* Instruction *
Reproduce every record below exactly as written, leaving out any pictures.
##### Material
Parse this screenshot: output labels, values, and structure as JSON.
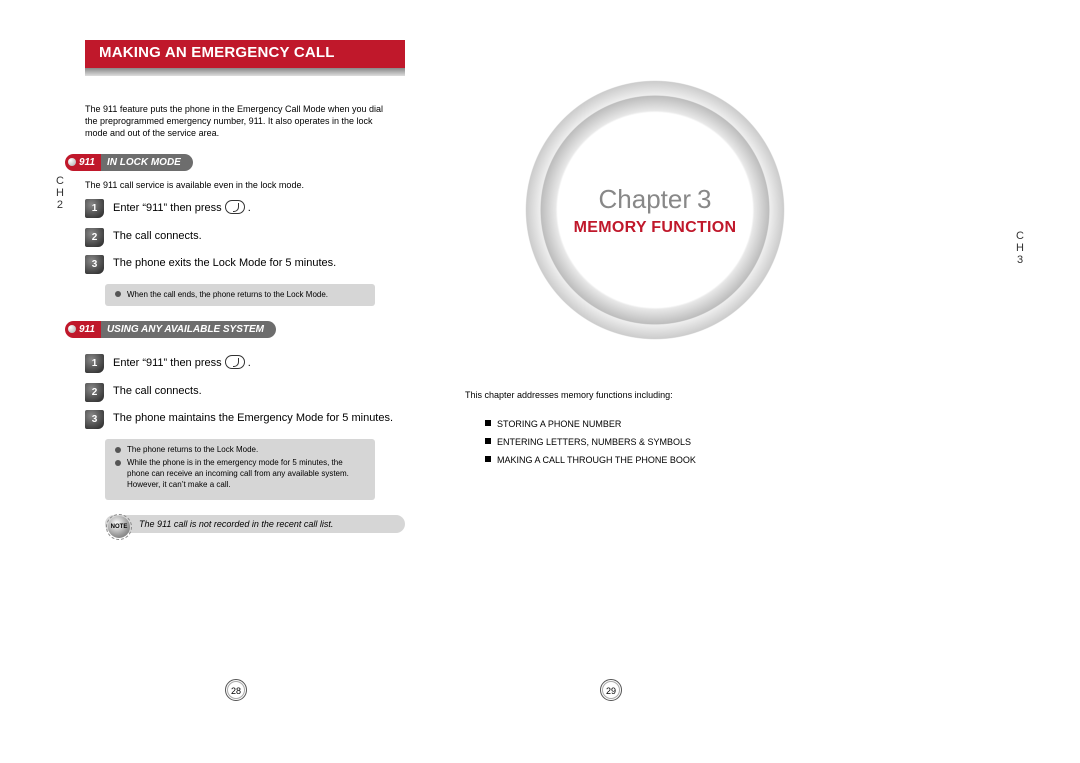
{
  "left": {
    "title": "MAKING AN EMERGENCY CALL",
    "intro": "The 911 feature puts the phone in the Emergency Call Mode when you dial the preprogrammed emergency number, 911. It also operates in the lock mode and out of the service area.",
    "ch_marker": {
      "line1": "C",
      "line2": "H",
      "line3": "2"
    },
    "section1": {
      "prefix": "911",
      "label": "IN LOCK MODE",
      "intro": "The 911 call service is available even in the lock mode.",
      "steps": [
        "Enter “911” then press",
        "The call connects.",
        "The phone exits the Lock Mode for 5 minutes."
      ],
      "note_items": [
        "When the call ends, the phone returns to the Lock Mode."
      ]
    },
    "section2": {
      "prefix": "911",
      "label": "USING ANY AVAILABLE SYSTEM",
      "steps": [
        "Enter “911” then press",
        "The call connects.",
        "The phone maintains the Emergency Mode for 5 minutes."
      ],
      "note_items": [
        "The phone returns to the Lock Mode.",
        "While the phone is in the emergency mode for 5 minutes, the phone can receive an incoming call from any available system. However, it can’t make a call."
      ]
    },
    "footnote_badge": "NOTE",
    "footnote": "The 911 call is not recorded in the recent call list.",
    "page_num": "28"
  },
  "right": {
    "chapter_label": "Chapter",
    "chapter_num": "3",
    "chapter_title": "MEMORY FUNCTION",
    "ch_marker": {
      "line1": "C",
      "line2": "H",
      "line3": "3"
    },
    "intro": "This chapter addresses memory functions including:",
    "toc": [
      "STORING A PHONE NUMBER",
      "ENTERING LETTERS, NUMBERS & SYMBOLS",
      "MAKING A CALL THROUGH THE PHONE BOOK"
    ],
    "page_num": "29"
  }
}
##########
* Task solution *
Parse this screenshot: output labels, values, and structure as JSON.
{
  "left": {
    "title": "MAKING AN EMERGENCY CALL",
    "intro": "The 911 feature puts the phone in the Emergency Call Mode when you dial the preprogrammed emergency number, 911. It also operates in the lock mode and out of the service area.",
    "ch_marker": {
      "line1": "C",
      "line2": "H",
      "line3": "2"
    },
    "section1": {
      "prefix": "911",
      "label": "IN LOCK MODE",
      "intro": "The 911 call service is available even in the lock mode.",
      "steps": [
        "Enter “911” then press",
        "The call connects.",
        "The phone exits the Lock Mode for 5 minutes."
      ],
      "note_items": [
        "When the call ends, the phone returns to the Lock Mode."
      ]
    },
    "section2": {
      "prefix": "911",
      "label": "USING ANY AVAILABLE SYSTEM",
      "steps": [
        "Enter “911” then press",
        "The call connects.",
        "The phone maintains the Emergency Mode for 5 minutes."
      ],
      "note_items": [
        "The phone returns to the Lock Mode.",
        "While the phone is in the emergency mode for 5 minutes, the phone can receive an incoming call from any available system. However, it can’t make a call."
      ]
    },
    "footnote_badge": "NOTE",
    "footnote": "The 911 call is not recorded in the recent call list.",
    "page_num": "28"
  },
  "right": {
    "chapter_label": "Chapter",
    "chapter_num": "3",
    "chapter_title": "MEMORY FUNCTION",
    "ch_marker": {
      "line1": "C",
      "line2": "H",
      "line3": "3"
    },
    "intro": "This chapter addresses memory functions including:",
    "toc": [
      "STORING A PHONE NUMBER",
      "ENTERING LETTERS, NUMBERS & SYMBOLS",
      "MAKING A CALL THROUGH THE PHONE BOOK"
    ],
    "page_num": "29"
  }
}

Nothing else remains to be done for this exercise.